Exercise description: Determine how many lines hold "الحدود" and give only that number.

Records for the task:
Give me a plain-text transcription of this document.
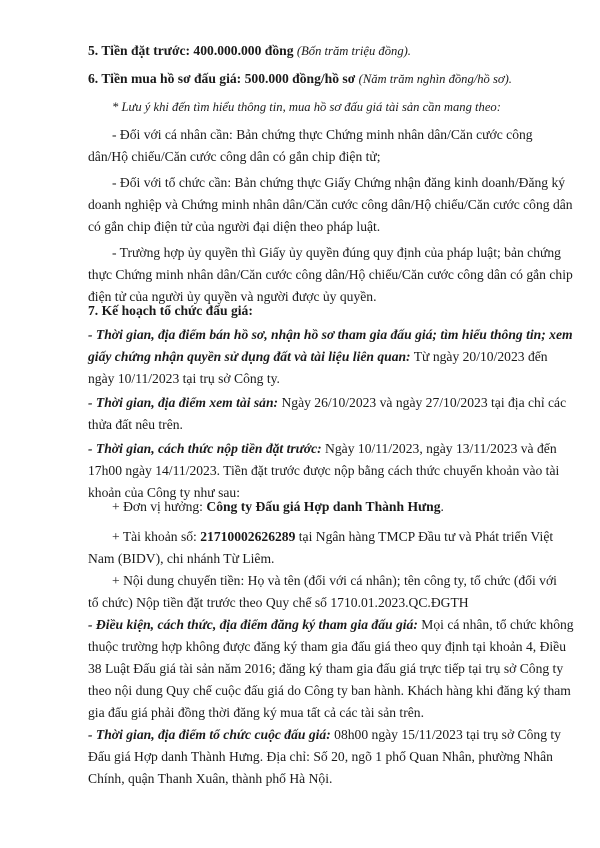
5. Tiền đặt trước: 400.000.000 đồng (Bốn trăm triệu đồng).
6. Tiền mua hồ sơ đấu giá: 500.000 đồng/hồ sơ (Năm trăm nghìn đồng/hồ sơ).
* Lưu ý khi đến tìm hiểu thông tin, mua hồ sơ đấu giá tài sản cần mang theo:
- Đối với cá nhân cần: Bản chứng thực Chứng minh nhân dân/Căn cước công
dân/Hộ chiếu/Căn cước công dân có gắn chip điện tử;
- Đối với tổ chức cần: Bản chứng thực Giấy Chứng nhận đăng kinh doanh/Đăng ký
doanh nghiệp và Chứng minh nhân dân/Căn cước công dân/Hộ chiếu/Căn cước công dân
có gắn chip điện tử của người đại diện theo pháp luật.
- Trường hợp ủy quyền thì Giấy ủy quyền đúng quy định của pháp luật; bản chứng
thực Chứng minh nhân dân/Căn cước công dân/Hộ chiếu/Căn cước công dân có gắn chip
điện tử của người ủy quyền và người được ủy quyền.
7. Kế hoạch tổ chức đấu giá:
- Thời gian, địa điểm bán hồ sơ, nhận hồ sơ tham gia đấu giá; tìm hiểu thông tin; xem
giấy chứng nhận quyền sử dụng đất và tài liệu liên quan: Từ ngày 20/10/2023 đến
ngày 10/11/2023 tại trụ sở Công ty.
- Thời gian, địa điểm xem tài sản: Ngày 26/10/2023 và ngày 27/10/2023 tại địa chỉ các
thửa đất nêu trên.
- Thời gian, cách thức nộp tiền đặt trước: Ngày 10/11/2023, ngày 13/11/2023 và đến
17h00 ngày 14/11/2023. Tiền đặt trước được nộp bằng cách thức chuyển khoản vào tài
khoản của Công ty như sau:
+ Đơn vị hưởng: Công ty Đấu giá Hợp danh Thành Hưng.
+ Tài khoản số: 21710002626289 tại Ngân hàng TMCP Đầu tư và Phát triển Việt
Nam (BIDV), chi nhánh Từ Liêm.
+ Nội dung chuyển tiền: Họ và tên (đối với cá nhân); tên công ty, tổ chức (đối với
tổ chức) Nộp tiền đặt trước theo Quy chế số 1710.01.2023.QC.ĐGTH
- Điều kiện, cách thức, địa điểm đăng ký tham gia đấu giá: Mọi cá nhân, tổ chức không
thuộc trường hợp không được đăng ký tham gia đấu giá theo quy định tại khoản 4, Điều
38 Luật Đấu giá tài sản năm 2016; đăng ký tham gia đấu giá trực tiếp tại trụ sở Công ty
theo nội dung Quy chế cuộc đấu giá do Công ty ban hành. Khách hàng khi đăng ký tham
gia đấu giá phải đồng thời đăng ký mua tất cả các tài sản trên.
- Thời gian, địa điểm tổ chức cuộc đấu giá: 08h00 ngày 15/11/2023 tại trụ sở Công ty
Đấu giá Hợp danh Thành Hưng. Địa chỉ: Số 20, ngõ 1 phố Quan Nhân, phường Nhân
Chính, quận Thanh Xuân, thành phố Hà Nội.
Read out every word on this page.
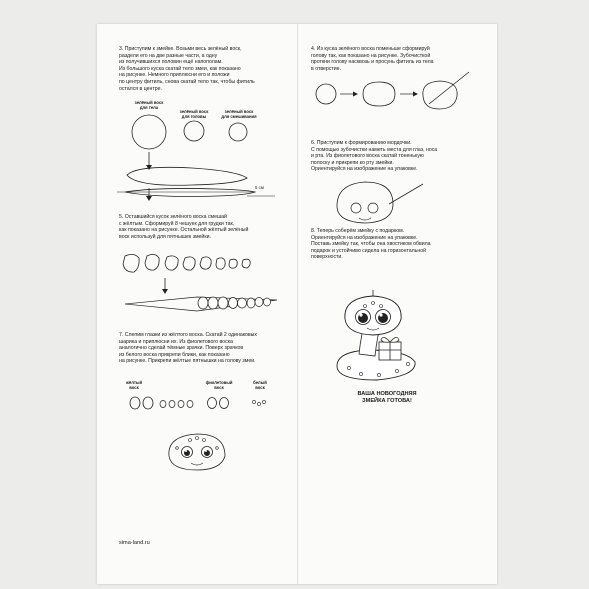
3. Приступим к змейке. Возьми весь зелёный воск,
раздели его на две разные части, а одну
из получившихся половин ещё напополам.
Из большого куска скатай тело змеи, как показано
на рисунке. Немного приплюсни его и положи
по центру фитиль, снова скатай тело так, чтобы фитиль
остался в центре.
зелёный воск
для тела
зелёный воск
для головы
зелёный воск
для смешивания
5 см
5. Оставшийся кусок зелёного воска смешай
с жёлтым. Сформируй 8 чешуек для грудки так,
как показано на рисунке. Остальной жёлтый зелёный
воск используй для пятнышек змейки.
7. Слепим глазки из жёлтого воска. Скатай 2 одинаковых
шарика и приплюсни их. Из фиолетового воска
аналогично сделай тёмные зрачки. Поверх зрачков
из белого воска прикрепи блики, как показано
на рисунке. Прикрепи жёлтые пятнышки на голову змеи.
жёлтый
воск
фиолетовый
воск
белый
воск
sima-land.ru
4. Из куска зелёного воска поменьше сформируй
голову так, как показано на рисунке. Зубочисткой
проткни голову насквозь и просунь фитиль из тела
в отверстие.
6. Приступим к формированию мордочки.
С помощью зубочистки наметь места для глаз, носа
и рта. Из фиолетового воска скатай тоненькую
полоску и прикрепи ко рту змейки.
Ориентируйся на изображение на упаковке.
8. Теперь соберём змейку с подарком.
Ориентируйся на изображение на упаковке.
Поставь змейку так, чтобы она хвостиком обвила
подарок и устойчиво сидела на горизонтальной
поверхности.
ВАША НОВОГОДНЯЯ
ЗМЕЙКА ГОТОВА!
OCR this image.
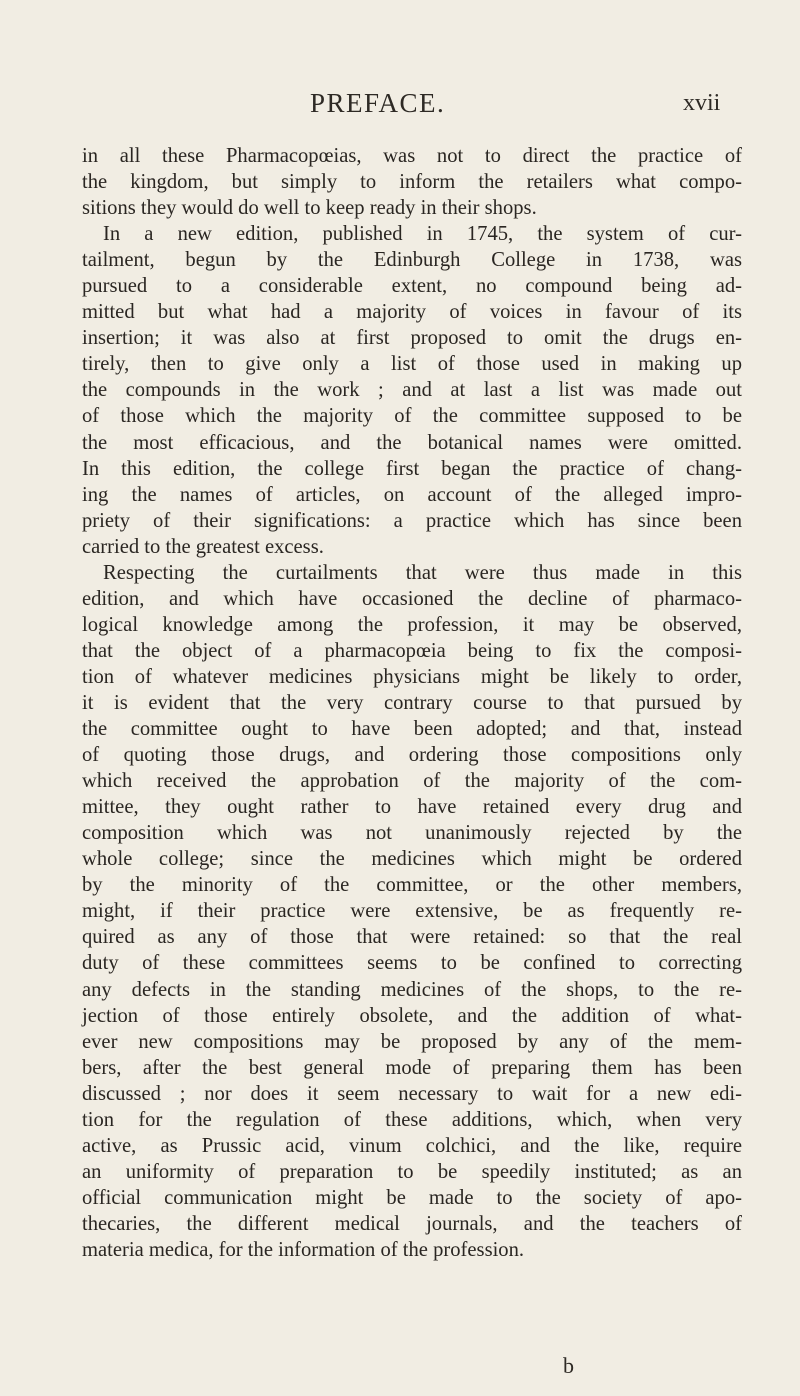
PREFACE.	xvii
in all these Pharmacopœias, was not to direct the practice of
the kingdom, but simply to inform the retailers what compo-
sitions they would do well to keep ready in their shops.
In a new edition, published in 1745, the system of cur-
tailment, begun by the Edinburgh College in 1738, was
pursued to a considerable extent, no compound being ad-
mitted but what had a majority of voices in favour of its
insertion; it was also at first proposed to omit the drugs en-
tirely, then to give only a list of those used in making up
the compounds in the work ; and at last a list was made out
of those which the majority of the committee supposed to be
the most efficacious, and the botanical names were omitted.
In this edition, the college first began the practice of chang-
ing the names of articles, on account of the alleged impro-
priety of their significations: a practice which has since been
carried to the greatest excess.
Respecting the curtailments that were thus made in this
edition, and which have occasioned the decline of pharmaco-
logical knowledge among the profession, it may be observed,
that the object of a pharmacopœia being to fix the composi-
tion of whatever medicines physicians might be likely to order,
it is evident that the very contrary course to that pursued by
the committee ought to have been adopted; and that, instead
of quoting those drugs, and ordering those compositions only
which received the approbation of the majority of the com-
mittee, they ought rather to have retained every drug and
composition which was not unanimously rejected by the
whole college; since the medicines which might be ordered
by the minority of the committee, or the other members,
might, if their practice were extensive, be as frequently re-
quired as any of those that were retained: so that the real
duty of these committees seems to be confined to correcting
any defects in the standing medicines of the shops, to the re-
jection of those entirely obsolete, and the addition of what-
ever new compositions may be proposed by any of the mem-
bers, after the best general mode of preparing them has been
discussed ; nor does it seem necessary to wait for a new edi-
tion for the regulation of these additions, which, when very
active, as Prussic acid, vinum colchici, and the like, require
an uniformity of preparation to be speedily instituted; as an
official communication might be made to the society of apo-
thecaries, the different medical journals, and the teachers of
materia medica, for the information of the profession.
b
--
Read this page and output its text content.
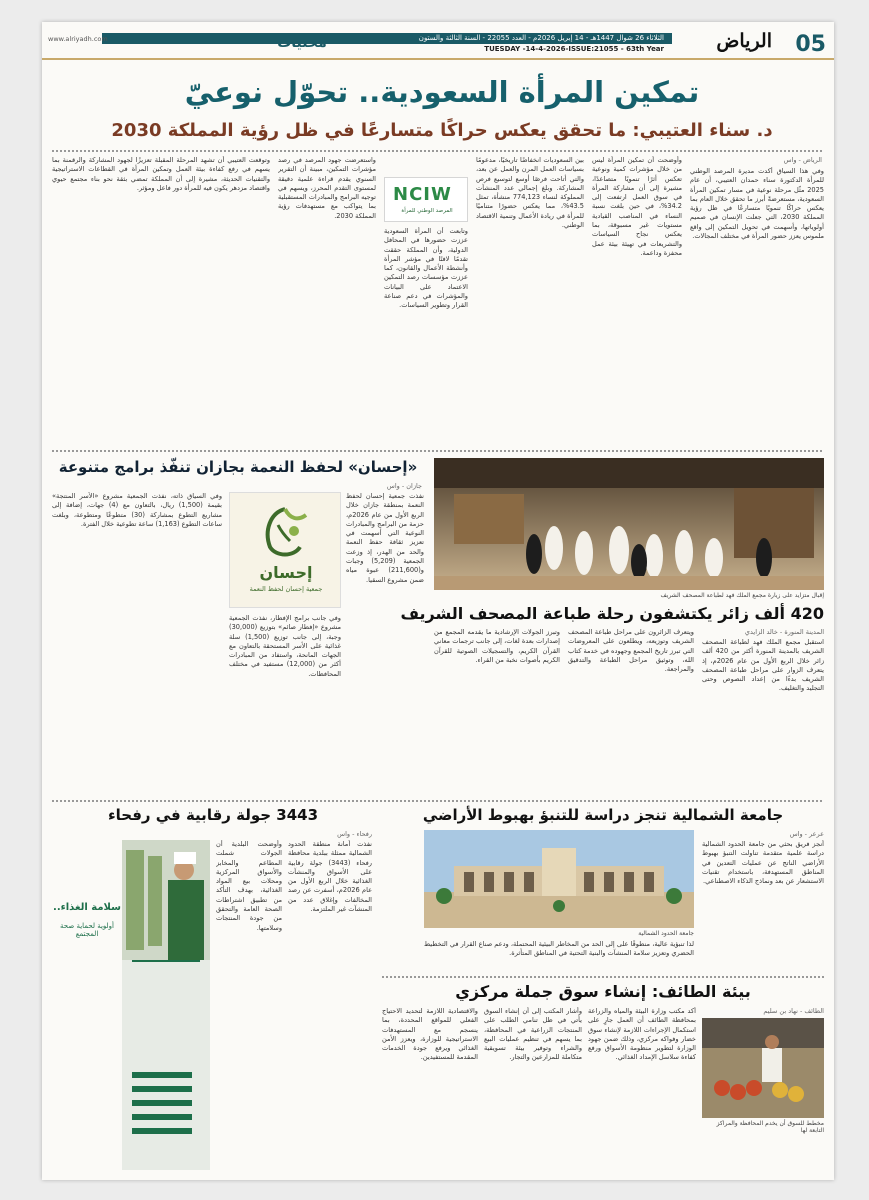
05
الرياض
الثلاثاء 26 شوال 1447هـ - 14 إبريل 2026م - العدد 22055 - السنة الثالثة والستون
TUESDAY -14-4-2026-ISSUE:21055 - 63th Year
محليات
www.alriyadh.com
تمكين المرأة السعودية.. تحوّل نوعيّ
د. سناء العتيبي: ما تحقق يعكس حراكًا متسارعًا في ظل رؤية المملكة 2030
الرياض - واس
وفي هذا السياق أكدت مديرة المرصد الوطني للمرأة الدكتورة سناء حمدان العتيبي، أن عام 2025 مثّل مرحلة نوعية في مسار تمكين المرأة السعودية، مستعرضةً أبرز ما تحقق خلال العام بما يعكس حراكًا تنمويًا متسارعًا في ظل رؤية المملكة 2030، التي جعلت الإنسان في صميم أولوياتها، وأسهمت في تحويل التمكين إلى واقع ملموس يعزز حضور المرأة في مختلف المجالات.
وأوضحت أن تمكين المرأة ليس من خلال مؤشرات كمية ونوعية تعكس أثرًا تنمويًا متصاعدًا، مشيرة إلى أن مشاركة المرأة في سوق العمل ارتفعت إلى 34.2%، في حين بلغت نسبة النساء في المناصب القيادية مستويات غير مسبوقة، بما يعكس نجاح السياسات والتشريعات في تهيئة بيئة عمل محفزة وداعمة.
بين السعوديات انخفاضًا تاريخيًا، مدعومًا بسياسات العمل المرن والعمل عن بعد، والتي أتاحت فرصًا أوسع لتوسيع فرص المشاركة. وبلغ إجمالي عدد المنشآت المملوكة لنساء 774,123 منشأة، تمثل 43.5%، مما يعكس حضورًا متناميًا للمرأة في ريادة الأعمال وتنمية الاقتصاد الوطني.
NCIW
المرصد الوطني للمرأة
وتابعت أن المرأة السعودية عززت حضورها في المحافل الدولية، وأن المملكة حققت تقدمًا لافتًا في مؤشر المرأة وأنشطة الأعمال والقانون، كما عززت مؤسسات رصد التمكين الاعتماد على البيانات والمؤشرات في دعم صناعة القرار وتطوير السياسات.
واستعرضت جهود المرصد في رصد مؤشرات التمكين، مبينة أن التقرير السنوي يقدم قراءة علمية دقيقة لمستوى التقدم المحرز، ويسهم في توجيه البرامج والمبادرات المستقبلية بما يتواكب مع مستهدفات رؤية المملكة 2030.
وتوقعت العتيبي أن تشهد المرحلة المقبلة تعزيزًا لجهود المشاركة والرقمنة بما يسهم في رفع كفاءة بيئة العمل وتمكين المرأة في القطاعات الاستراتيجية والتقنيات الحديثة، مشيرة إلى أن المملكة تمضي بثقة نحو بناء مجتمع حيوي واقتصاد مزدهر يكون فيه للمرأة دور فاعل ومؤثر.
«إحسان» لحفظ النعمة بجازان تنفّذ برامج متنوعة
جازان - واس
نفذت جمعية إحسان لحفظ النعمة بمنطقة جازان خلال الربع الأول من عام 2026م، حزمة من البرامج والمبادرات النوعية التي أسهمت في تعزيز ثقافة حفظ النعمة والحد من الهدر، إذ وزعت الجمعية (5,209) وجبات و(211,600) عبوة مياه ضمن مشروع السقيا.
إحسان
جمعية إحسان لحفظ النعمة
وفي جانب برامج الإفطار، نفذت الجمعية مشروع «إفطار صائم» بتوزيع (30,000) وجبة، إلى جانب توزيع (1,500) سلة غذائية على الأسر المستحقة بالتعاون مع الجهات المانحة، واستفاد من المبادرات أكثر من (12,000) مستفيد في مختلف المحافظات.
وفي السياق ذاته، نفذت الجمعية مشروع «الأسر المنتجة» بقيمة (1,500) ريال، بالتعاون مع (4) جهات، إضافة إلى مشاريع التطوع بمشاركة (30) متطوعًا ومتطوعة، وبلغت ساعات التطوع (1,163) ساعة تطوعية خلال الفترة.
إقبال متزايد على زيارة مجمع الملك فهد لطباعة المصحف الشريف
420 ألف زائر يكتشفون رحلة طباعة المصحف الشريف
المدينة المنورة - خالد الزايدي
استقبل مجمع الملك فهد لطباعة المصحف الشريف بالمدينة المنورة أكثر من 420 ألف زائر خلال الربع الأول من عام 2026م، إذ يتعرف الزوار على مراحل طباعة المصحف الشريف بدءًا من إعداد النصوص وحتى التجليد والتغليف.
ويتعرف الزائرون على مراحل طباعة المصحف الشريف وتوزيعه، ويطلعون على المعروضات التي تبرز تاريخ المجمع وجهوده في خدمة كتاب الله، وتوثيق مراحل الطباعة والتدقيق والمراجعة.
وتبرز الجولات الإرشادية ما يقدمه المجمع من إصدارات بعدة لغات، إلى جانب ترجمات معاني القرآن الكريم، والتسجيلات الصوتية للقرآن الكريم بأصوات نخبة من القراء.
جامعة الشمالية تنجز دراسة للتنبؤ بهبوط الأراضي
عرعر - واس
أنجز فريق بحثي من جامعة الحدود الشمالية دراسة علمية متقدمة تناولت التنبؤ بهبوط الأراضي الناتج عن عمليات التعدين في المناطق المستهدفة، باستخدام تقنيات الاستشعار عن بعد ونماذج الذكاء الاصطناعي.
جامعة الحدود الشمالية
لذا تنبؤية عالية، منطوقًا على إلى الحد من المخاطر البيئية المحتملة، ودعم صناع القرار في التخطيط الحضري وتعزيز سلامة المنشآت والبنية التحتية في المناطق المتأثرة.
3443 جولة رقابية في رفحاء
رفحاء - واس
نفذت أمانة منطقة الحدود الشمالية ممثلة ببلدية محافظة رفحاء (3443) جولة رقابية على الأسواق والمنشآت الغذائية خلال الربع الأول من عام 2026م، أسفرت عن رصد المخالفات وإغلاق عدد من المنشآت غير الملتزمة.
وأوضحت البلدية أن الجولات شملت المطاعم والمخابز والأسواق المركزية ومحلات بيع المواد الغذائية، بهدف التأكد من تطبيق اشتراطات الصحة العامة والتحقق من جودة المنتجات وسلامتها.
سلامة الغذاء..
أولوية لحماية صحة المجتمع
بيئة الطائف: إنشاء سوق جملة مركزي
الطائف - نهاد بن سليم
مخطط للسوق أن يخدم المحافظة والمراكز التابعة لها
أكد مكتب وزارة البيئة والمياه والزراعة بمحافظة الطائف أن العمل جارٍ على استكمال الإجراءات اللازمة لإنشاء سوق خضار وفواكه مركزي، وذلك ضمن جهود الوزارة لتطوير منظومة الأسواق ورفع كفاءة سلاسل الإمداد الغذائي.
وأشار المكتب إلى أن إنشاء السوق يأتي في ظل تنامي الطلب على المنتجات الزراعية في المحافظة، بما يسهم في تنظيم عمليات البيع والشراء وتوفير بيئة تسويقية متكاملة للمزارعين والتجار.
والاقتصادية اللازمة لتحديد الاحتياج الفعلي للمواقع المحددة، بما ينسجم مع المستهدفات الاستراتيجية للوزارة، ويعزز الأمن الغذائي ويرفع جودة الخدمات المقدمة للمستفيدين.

Solution: 3